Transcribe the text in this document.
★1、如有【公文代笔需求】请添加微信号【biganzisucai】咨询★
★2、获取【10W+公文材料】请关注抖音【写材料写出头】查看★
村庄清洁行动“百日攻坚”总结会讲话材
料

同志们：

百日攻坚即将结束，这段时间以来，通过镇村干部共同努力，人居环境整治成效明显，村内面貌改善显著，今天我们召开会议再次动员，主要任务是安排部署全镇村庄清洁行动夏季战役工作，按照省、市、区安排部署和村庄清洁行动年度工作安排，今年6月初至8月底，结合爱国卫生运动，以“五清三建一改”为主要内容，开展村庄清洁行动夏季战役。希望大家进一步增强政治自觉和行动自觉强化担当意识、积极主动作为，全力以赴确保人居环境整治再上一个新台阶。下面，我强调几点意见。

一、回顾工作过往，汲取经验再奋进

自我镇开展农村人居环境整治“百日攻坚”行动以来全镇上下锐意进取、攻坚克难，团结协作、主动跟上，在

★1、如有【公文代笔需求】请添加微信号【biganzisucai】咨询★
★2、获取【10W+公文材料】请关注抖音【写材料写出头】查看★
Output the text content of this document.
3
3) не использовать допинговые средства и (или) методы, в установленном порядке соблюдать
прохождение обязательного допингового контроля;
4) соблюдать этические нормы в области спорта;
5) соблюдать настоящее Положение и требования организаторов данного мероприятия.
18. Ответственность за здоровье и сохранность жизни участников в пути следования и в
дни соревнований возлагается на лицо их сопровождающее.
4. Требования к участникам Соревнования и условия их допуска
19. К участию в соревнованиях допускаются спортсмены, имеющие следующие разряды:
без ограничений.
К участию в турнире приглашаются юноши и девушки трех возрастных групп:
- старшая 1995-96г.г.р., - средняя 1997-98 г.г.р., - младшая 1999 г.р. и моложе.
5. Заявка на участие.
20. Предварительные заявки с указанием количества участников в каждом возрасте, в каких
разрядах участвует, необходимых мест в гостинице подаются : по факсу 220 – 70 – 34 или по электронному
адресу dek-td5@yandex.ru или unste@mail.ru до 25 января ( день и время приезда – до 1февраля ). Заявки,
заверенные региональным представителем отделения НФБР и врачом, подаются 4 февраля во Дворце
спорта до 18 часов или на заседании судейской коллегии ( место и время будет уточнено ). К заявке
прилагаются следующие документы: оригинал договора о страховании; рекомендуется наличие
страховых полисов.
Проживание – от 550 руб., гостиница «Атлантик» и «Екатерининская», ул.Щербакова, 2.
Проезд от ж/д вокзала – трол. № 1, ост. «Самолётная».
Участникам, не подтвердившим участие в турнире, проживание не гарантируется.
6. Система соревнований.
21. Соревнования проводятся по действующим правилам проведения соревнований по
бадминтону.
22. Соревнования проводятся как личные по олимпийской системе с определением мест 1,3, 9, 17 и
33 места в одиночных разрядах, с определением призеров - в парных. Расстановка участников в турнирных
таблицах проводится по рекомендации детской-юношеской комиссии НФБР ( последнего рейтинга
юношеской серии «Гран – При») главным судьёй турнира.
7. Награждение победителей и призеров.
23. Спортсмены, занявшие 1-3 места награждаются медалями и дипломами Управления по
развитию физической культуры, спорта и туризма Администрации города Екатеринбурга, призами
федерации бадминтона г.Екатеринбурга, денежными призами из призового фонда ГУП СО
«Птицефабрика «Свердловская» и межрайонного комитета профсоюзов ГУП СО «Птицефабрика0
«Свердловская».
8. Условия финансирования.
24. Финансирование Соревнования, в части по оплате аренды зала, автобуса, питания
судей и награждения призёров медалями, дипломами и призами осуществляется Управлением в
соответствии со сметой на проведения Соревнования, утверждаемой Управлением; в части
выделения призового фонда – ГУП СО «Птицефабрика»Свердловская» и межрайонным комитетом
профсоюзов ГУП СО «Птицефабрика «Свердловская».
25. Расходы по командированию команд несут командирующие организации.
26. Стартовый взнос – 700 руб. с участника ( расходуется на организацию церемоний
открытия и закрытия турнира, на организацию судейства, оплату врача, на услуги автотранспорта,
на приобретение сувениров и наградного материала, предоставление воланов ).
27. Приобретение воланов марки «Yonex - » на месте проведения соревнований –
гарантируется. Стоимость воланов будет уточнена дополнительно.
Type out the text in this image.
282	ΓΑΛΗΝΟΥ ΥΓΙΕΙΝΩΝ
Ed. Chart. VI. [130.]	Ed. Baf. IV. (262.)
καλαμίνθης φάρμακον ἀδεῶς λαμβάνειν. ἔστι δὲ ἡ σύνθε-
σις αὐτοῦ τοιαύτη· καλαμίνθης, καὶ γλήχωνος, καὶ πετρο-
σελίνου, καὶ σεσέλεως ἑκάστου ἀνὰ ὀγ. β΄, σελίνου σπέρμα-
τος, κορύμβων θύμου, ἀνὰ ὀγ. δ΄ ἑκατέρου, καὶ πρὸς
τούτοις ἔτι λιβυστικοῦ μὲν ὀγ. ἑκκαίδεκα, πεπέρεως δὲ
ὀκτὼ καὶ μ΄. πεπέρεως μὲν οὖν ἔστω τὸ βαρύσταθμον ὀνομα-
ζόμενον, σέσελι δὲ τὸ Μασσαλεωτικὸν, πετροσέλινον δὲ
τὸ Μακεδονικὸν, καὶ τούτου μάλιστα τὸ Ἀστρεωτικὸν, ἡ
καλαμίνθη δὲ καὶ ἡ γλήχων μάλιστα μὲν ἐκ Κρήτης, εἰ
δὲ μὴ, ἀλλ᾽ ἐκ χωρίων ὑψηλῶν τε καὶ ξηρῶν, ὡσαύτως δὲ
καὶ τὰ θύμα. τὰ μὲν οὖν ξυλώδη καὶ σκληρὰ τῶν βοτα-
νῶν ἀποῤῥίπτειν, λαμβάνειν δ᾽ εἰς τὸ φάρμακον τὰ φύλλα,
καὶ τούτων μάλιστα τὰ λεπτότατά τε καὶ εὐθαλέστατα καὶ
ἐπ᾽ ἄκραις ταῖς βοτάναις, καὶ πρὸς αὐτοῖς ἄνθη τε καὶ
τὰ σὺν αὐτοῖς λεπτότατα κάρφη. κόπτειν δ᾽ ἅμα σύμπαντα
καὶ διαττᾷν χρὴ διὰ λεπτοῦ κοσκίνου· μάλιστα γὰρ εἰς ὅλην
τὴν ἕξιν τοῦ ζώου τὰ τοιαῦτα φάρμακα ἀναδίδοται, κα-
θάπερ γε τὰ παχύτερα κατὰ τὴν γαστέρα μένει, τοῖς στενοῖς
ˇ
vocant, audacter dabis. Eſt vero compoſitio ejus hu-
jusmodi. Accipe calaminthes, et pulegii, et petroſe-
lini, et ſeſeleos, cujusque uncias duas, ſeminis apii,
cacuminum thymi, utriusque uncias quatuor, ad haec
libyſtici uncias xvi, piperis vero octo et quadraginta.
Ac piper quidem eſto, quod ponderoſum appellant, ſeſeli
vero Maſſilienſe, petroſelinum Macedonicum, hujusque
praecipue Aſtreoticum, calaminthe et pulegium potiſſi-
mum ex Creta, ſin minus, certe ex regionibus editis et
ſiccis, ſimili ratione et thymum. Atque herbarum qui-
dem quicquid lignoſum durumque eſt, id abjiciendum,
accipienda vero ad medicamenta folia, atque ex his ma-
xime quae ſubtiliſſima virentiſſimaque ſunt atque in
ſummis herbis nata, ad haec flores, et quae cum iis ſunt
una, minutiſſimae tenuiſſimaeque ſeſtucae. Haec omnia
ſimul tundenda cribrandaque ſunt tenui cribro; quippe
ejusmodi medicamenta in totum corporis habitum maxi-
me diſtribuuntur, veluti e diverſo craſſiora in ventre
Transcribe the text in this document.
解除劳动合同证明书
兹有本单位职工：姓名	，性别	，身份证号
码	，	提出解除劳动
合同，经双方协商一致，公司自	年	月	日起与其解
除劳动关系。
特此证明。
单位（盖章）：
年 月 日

--------------------------------

What to work on:
In the entries above, count each line with "проведения"; reply with the total only.

Output:
3